What follows is a set of entries. Give them again exactly, without the pictures.

Records supplied:
########
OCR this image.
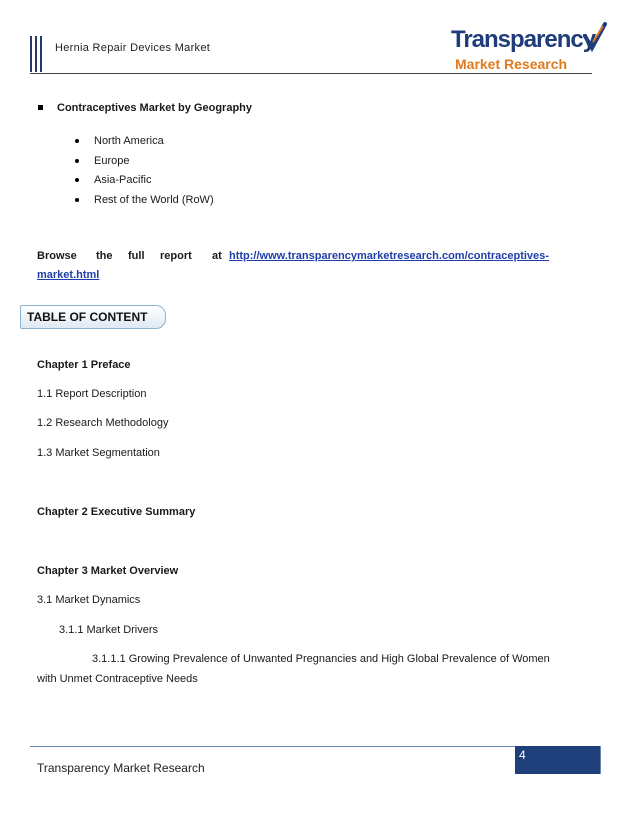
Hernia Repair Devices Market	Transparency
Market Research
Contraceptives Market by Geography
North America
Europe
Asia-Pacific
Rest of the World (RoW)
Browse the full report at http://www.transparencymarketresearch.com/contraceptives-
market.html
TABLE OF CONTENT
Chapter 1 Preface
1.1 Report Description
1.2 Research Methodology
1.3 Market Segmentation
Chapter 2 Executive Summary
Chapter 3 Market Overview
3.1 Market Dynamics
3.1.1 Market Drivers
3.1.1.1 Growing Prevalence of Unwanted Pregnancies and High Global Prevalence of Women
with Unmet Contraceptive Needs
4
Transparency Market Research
########
Solution for this problem:
OCR this image.
Hernia Repair Devices Market	Transparency
Market Research
Contraceptives Market by Geography
North America
Europe
Asia-Pacific
Rest of the World (RoW)
Browse the full report at http://www.transparencymarketresearch.com/contraceptives-
market.html
TABLE OF CONTENT
Chapter 1 Preface
1.1 Report Description
1.2 Research Methodology
1.3 Market Segmentation
Chapter 2 Executive Summary
Chapter 3 Market Overview
3.1 Market Dynamics
3.1.1 Market Drivers
3.1.1.1 Growing Prevalence of Unwanted Pregnancies and High Global Prevalence of Women
with Unmet Contraceptive Needs
4
Transparency Market Research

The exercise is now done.